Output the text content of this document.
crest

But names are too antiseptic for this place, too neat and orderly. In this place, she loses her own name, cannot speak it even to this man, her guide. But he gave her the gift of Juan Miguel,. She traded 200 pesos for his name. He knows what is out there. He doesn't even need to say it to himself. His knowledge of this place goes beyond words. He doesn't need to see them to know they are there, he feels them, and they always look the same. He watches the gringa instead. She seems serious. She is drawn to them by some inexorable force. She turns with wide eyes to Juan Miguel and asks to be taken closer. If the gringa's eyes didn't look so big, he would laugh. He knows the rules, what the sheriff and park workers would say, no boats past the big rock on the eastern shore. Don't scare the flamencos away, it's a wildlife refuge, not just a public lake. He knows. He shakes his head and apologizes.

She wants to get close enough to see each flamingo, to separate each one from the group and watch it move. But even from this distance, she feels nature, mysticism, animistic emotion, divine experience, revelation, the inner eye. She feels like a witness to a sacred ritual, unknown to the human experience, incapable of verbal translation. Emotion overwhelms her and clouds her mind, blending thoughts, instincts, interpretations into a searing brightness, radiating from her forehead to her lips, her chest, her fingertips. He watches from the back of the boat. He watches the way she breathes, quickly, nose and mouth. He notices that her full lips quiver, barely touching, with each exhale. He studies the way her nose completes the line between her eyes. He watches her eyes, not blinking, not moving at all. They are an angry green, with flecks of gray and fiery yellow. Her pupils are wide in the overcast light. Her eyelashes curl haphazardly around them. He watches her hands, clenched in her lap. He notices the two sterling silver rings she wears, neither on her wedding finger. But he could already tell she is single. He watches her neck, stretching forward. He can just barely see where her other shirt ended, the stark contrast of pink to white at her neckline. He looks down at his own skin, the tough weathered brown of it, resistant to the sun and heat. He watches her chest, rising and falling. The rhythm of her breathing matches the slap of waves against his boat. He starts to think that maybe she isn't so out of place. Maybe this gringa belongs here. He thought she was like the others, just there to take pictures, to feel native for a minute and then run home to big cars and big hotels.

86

::::::

* _WRITTEN TASK_: Give the listing above again, word for word.

* _TASK OUTPUT_:
Output the text content of this document.
crest

But names are too antiseptic for this place, too neat and orderly. In this place, she loses her own name, cannot speak it even to this man, her guide. But he gave her the gift of Juan Miguel,. She traded 200 pesos for his name. He knows what is out there. He doesn't even need to say it to himself. His knowledge of this place goes beyond words. He doesn't need to see them to know they are there, he feels them, and they always look the same. He watches the gringa instead. She seems serious. She is drawn to them by some inexorable force. She turns with wide eyes to Juan Miguel and asks to be taken closer. If the gringa's eyes didn't look so big, he would laugh. He knows the rules, what the sheriff and park workers would say, no boats past the big rock on the eastern shore. Don't scare the flamencos away, it's a wildlife refuge, not just a public lake. He knows. He shakes his head and apologizes.

She wants to get close enough to see each flamingo, to separate each one from the group and watch it move. But even from this distance, she feels nature, mysticism, animistic emotion, divine experience, revelation, the inner eye. She feels like a witness to a sacred ritual, unknown to the human experience, incapable of verbal translation. Emotion overwhelms her and clouds her mind, blending thoughts, instincts, interpretations into a searing brightness, radiating from her forehead to her lips, her chest, her fingertips. He watches from the back of the boat. He watches the way she breathes, quickly, nose and mouth. He notices that her full lips quiver, barely touching, with each exhale. He studies the way her nose completes the line between her eyes. He watches her eyes, not blinking, not moving at all. They are an angry green, with flecks of gray and fiery yellow. Her pupils are wide in the overcast light. Her eyelashes curl haphazardly around them. He watches her hands, clenched in her lap. He notices the two sterling silver rings she wears, neither on her wedding finger. But he could already tell she is single. He watches her neck, stretching forward. He can just barely see where her other shirt ended, the stark contrast of pink to white at her neckline. He looks down at his own skin, the tough weathered brown of it, resistant to the sun and heat. He watches her chest, rising and falling. The rhythm of her breathing matches the slap of waves against his boat. He starts to think that maybe she isn't so out of place. Maybe this gringa belongs here. He thought she was like the others, just there to take pictures, to feel native for a minute and then run home to big cars and big hotels.

86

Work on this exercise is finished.